Entries taken from a collection
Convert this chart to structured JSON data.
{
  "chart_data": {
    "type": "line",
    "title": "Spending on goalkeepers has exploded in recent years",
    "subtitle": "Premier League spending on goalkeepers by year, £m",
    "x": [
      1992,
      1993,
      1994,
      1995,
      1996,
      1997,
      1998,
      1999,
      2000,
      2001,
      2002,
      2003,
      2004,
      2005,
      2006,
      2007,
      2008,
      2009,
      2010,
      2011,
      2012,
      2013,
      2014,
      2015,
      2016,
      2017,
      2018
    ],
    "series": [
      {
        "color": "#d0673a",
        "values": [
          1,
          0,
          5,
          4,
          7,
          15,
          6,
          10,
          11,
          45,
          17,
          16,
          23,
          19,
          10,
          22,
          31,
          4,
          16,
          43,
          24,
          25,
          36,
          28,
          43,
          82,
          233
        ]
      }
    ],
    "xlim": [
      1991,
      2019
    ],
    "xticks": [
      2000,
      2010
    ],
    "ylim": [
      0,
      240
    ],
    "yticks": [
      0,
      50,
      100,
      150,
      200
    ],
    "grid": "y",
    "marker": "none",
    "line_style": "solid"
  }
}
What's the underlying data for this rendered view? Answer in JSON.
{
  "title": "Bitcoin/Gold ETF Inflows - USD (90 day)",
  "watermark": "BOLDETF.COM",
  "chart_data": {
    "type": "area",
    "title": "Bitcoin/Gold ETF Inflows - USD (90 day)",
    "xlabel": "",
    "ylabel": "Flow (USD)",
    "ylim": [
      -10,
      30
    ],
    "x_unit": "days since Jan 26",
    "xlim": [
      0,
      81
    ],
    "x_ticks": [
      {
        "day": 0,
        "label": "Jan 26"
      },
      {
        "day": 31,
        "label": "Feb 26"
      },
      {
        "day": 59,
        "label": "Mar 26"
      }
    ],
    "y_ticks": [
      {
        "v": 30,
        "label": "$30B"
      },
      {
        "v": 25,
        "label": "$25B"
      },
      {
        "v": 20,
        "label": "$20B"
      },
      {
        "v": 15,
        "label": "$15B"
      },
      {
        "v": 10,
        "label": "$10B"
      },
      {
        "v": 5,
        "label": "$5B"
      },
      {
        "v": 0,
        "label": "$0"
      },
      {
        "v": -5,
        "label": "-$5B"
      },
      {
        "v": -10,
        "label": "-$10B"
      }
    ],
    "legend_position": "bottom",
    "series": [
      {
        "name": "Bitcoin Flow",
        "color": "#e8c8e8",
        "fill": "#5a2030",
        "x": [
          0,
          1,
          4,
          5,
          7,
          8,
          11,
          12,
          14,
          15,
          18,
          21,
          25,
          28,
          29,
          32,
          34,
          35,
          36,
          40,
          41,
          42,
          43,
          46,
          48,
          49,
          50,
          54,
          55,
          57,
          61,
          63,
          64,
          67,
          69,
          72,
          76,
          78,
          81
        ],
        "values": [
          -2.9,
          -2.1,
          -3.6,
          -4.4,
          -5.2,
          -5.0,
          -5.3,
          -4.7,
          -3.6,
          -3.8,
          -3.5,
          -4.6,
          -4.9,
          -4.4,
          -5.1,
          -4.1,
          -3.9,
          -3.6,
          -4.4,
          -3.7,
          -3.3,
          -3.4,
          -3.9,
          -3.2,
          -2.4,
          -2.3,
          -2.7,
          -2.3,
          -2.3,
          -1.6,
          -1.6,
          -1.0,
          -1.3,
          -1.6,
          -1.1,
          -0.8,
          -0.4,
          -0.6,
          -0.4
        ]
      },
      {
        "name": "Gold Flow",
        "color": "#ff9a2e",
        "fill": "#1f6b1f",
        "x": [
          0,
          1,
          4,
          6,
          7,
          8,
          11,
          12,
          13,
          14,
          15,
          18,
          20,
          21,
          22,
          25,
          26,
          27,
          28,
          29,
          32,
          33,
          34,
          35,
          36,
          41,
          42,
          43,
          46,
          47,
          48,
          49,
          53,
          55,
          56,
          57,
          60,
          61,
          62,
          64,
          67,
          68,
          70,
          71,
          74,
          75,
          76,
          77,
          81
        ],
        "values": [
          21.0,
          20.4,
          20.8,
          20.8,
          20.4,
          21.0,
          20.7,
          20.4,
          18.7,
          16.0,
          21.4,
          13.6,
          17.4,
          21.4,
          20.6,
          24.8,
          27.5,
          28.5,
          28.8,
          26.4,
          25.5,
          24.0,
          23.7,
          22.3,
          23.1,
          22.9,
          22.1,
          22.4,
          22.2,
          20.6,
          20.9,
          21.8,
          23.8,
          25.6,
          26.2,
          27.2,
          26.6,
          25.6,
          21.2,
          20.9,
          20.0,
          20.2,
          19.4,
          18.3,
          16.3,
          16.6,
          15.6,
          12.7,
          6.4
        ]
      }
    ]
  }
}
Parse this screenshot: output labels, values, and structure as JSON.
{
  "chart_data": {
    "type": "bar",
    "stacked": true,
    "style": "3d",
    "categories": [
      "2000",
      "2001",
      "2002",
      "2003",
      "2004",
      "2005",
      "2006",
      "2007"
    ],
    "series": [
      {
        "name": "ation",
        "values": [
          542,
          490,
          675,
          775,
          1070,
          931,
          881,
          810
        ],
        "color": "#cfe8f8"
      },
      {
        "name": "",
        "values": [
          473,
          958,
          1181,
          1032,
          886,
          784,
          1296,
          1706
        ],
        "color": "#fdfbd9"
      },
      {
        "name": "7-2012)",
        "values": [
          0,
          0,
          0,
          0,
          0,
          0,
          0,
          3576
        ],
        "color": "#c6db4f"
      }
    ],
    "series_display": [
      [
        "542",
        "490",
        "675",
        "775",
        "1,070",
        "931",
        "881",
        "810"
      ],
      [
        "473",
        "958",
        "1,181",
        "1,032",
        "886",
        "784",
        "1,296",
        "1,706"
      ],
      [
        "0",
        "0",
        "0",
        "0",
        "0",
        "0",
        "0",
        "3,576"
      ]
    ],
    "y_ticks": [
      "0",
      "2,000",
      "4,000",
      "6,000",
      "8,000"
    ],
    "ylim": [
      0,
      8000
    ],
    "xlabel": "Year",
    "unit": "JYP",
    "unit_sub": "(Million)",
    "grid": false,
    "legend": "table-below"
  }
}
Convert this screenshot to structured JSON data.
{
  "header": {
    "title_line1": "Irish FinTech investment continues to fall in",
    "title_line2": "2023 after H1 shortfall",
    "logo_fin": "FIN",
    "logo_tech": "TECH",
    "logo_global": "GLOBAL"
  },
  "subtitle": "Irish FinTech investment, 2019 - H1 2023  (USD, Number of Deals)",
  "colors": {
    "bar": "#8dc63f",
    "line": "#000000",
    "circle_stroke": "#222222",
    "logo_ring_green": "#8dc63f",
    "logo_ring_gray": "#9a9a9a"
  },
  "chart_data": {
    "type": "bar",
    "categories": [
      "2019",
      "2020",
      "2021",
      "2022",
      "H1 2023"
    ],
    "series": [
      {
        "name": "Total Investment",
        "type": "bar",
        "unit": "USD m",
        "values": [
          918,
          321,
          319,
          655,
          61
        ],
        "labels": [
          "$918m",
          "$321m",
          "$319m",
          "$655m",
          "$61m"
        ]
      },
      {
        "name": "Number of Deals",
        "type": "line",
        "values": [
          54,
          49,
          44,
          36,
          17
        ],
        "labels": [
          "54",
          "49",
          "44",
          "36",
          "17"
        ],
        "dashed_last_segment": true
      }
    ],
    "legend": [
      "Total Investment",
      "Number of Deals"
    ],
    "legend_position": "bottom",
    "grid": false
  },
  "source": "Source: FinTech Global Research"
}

Stated goal:
Copy out the whole listing exactly; please set it all down.

Response:
Convert this chart to structured JSON data.
{
  "chart_data": {
    "type": "line",
    "title": "Spending on goalkeepers has exploded in recent years",
    "subtitle": "Premier League spending on goalkeepers by year, £m",
    "x": [
      1992,
      1993,
      1994,
      1995,
      1996,
      1997,
      1998,
      1999,
      2000,
      2001,
      2002,
      2003,
      2004,
      2005,
      2006,
      2007,
      2008,
      2009,
      2010,
      2011,
      2012,
      2013,
      2014,
      2015,
      2016,
      2017,
      2018
    ],
    "series": [
      {
        "color": "#d0673a",
        "values": [
          1,
          0,
          5,
          4,
          7,
          15,
          6,
          10,
          11,
          45,
          17,
          16,
          23,
          19,
          10,
          22,
          31,
          4,
          16,
          43,
          24,
          25,
          36,
          28,
          43,
          82,
          233
        ]
      }
    ],
    "xlim": [
      1991,
      2019
    ],
    "xticks": [
      2000,
      2010
    ],
    "ylim": [
      0,
      240
    ],
    "yticks": [
      0,
      50,
      100,
      150,
      200
    ],
    "grid": "y",
    "marker": "none",
    "line_style": "solid"
  }
}
What's the underlying data for this rendered view? Answer in JSON.
{
  "title": "Bitcoin/Gold ETF Inflows - USD (90 day)",
  "watermark": "BOLDETF.COM",
  "chart_data": {
    "type": "area",
    "title": "Bitcoin/Gold ETF Inflows - USD (90 day)",
    "xlabel": "",
    "ylabel": "Flow (USD)",
    "ylim": [
      -10,
      30
    ],
    "x_unit": "days since Jan 26",
    "xlim": [
      0,
      81
    ],
    "x_ticks": [
      {
        "day": 0,
        "label": "Jan 26"
      },
      {
        "day": 31,
        "label": "Feb 26"
      },
      {
        "day": 59,
        "label": "Mar 26"
      }
    ],
    "y_ticks": [
      {
        "v": 30,
        "label": "$30B"
      },
      {
        "v": 25,
        "label": "$25B"
      },
      {
        "v": 20,
        "label": "$20B"
      },
      {
        "v": 15,
        "label": "$15B"
      },
      {
        "v": 10,
        "label": "$10B"
      },
      {
        "v": 5,
        "label": "$5B"
      },
      {
        "v": 0,
        "label": "$0"
      },
      {
        "v": -5,
        "label": "-$5B"
      },
      {
        "v": -10,
        "label": "-$10B"
      }
    ],
    "legend_position": "bottom",
    "series": [
      {
        "name": "Bitcoin Flow",
        "color": "#e8c8e8",
        "fill": "#5a2030",
        "x": [
          0,
          1,
          4,
          5,
          7,
          8,
          11,
          12,
          14,
          15,
          18,
          21,
          25,
          28,
          29,
          32,
          34,
          35,
          36,
          40,
          41,
          42,
          43,
          46,
          48,
          49,
          50,
          54,
          55,
          57,
          61,
          63,
          64,
          67,
          69,
          72,
          76,
          78,
          81
        ],
        "values": [
          -2.9,
          -2.1,
          -3.6,
          -4.4,
          -5.2,
          -5.0,
          -5.3,
          -4.7,
          -3.6,
          -3.8,
          -3.5,
          -4.6,
          -4.9,
          -4.4,
          -5.1,
          -4.1,
          -3.9,
          -3.6,
          -4.4,
          -3.7,
          -3.3,
          -3.4,
          -3.9,
          -3.2,
          -2.4,
          -2.3,
          -2.7,
          -2.3,
          -2.3,
          -1.6,
          -1.6,
          -1.0,
          -1.3,
          -1.6,
          -1.1,
          -0.8,
          -0.4,
          -0.6,
          -0.4
        ]
      },
      {
        "name": "Gold Flow",
        "color": "#ff9a2e",
        "fill": "#1f6b1f",
        "x": [
          0,
          1,
          4,
          6,
          7,
          8,
          11,
          12,
          13,
          14,
          15,
          18,
          20,
          21,
          22,
          25,
          26,
          27,
          28,
          29,
          32,
          33,
          34,
          35,
          36,
          41,
          42,
          43,
          46,
          47,
          48,
          49,
          53,
          55,
          56,
          57,
          60,
          61,
          62,
          64,
          67,
          68,
          70,
          71,
          74,
          75,
          76,
          77,
          81
        ],
        "values": [
          21.0,
          20.4,
          20.8,
          20.8,
          20.4,
          21.0,
          20.7,
          20.4,
          18.7,
          16.0,
          21.4,
          13.6,
          17.4,
          21.4,
          20.6,
          24.8,
          27.5,
          28.5,
          28.8,
          26.4,
          25.5,
          24.0,
          23.7,
          22.3,
          23.1,
          22.9,
          22.1,
          22.4,
          22.2,
          20.6,
          20.9,
          21.8,
          23.8,
          25.6,
          26.2,
          27.2,
          26.6,
          25.6,
          21.2,
          20.9,
          20.0,
          20.2,
          19.4,
          18.3,
          16.3,
          16.6,
          15.6,
          12.7,
          6.4
        ]
      }
    ]
  }
}
Parse this screenshot: output labels, values, and structure as JSON.
{
  "chart_data": {
    "type": "bar",
    "stacked": true,
    "style": "3d",
    "categories": [
      "2000",
      "2001",
      "2002",
      "2003",
      "2004",
      "2005",
      "2006",
      "2007"
    ],
    "series": [
      {
        "name": "ation",
        "values": [
          542,
          490,
          675,
          775,
          1070,
          931,
          881,
          810
        ],
        "color": "#cfe8f8"
      },
      {
        "name": "",
        "values": [
          473,
          958,
          1181,
          1032,
          886,
          784,
          1296,
          1706
        ],
        "color": "#fdfbd9"
      },
      {
        "name": "7-2012)",
        "values": [
          0,
          0,
          0,
          0,
          0,
          0,
          0,
          3576
        ],
        "color": "#c6db4f"
      }
    ],
    "series_display": [
      [
        "542",
        "490",
        "675",
        "775",
        "1,070",
        "931",
        "881",
        "810"
      ],
      [
        "473",
        "958",
        "1,181",
        "1,032",
        "886",
        "784",
        "1,296",
        "1,706"
      ],
      [
        "0",
        "0",
        "0",
        "0",
        "0",
        "0",
        "0",
        "3,576"
      ]
    ],
    "y_ticks": [
      "0",
      "2,000",
      "4,000",
      "6,000",
      "8,000"
    ],
    "ylim": [
      0,
      8000
    ],
    "xlabel": "Year",
    "unit": "JYP",
    "unit_sub": "(Million)",
    "grid": false,
    "legend": "table-below"
  }
}
Convert this screenshot to structured JSON data.
{
  "header": {
    "title_line1": "Irish FinTech investment continues to fall in",
    "title_line2": "2023 after H1 shortfall",
    "logo_fin": "FIN",
    "logo_tech": "TECH",
    "logo_global": "GLOBAL"
  },
  "subtitle": "Irish FinTech investment, 2019 - H1 2023  (USD, Number of Deals)",
  "colors": {
    "bar": "#8dc63f",
    "line": "#000000",
    "circle_stroke": "#222222",
    "logo_ring_green": "#8dc63f",
    "logo_ring_gray": "#9a9a9a"
  },
  "chart_data": {
    "type": "bar",
    "categories": [
      "2019",
      "2020",
      "2021",
      "2022",
      "H1 2023"
    ],
    "series": [
      {
        "name": "Total Investment",
        "type": "bar",
        "unit": "USD m",
        "values": [
          918,
          321,
          319,
          655,
          61
        ],
        "labels": [
          "$918m",
          "$321m",
          "$319m",
          "$655m",
          "$61m"
        ]
      },
      {
        "name": "Number of Deals",
        "type": "line",
        "values": [
          54,
          49,
          44,
          36,
          17
        ],
        "labels": [
          "54",
          "49",
          "44",
          "36",
          "17"
        ],
        "dashed_last_segment": true
      }
    ],
    "legend": [
      "Total Investment",
      "Number of Deals"
    ],
    "legend_position": "bottom",
    "grid": false
  },
  "source": "Source: FinTech Global Research"
}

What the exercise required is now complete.